| What is required |
Look through the data and write out every line with the word "name" in it.

| Provided information |
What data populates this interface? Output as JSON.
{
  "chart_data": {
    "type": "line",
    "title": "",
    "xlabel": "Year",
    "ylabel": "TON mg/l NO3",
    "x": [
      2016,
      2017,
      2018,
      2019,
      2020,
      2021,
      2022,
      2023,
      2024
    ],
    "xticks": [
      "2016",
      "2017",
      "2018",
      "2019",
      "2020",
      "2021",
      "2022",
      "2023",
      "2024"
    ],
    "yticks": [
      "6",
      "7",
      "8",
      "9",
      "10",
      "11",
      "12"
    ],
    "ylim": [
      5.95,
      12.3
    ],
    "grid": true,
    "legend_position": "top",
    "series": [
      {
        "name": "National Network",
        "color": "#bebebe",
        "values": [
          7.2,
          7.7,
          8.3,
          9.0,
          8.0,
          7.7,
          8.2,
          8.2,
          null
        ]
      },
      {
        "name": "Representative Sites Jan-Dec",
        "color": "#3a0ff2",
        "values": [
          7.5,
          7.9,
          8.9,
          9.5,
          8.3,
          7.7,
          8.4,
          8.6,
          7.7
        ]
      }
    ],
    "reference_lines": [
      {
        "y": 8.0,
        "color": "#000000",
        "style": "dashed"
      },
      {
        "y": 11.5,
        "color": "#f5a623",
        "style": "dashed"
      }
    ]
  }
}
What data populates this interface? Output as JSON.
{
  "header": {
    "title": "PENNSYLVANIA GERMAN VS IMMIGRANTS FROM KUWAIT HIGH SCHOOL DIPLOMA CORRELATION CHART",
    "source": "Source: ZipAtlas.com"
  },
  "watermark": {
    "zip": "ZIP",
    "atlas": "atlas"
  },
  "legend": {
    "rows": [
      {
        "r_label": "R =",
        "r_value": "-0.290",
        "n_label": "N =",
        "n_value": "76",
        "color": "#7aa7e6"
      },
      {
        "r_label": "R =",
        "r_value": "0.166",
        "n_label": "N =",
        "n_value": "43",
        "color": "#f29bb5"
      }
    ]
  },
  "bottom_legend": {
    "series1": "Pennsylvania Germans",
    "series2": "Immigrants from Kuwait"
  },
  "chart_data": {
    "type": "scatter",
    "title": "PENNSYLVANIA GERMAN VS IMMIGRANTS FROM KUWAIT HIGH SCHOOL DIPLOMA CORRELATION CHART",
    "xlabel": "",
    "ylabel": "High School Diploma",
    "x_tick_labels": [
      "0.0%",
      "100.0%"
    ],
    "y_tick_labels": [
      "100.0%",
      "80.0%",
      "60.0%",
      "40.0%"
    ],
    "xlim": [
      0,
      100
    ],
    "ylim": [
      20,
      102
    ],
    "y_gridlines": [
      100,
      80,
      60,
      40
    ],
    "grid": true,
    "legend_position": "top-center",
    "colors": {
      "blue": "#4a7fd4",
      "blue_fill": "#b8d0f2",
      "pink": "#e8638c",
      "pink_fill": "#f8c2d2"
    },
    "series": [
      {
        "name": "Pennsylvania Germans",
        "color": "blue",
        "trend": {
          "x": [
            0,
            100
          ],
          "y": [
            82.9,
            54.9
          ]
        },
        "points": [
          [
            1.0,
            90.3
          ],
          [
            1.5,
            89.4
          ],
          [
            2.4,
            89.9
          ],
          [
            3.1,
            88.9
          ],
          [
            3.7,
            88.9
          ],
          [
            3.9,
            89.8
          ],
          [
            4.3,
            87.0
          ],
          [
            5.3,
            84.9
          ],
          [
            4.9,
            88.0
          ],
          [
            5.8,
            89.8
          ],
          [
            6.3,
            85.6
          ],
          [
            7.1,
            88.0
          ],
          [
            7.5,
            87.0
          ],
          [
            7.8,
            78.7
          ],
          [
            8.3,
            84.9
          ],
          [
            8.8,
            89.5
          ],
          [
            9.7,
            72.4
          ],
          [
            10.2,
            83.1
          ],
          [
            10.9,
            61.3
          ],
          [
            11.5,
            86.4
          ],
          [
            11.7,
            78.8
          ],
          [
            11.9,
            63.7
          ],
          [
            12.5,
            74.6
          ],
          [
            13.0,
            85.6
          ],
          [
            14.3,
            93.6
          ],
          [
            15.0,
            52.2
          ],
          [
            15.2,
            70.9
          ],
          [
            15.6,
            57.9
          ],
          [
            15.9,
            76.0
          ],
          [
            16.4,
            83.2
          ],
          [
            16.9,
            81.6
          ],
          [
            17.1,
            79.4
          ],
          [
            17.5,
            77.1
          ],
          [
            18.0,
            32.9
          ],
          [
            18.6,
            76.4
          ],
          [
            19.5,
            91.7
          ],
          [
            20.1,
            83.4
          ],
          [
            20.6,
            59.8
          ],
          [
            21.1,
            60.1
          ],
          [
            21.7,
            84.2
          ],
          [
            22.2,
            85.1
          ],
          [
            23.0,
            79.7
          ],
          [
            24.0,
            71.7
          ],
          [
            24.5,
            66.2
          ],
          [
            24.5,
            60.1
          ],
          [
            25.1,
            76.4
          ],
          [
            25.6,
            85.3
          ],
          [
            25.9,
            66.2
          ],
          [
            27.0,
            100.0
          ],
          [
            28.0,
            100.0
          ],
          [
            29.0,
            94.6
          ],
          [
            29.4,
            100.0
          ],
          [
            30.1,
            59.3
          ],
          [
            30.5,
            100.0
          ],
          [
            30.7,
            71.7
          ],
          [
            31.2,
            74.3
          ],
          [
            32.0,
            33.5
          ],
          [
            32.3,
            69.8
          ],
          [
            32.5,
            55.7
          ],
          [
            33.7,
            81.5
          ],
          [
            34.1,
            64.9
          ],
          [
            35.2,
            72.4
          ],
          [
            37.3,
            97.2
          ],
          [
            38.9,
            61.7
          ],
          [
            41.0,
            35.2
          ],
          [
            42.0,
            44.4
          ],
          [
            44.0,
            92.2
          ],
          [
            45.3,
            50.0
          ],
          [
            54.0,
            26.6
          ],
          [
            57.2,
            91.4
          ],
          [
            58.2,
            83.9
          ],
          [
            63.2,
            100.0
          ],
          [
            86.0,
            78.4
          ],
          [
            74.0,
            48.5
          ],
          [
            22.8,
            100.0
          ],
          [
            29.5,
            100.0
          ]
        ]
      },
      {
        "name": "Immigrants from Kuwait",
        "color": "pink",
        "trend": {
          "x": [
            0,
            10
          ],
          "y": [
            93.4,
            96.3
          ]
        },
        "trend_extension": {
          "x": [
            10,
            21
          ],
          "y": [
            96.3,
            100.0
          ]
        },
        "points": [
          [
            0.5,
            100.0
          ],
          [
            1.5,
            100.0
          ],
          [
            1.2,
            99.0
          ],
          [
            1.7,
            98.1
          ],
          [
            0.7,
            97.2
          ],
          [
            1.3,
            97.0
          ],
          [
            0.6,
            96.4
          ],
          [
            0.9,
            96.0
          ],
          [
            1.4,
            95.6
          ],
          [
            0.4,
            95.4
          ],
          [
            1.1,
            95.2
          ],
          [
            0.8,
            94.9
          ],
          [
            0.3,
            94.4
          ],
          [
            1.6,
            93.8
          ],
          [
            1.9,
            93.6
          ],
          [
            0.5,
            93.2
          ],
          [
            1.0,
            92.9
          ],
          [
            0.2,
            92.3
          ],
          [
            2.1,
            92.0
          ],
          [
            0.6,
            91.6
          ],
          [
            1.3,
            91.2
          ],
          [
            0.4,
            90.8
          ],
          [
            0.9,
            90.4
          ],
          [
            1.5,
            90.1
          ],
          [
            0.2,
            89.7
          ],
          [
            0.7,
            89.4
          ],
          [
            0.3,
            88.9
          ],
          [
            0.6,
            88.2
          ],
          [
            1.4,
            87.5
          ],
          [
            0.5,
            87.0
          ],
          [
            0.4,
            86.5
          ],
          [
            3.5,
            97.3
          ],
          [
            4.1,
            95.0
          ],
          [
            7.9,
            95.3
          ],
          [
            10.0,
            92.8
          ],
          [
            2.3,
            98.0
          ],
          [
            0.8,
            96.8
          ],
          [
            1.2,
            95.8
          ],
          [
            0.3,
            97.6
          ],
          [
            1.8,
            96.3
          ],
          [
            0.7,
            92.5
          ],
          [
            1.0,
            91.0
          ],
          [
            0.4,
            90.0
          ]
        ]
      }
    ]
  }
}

| Task result |
        "name": "National Network",
        "name": "Representative Sites Jan-Dec",
        "name": "Pennsylvania Germans",
        "name": "Immigrants from Kuwait",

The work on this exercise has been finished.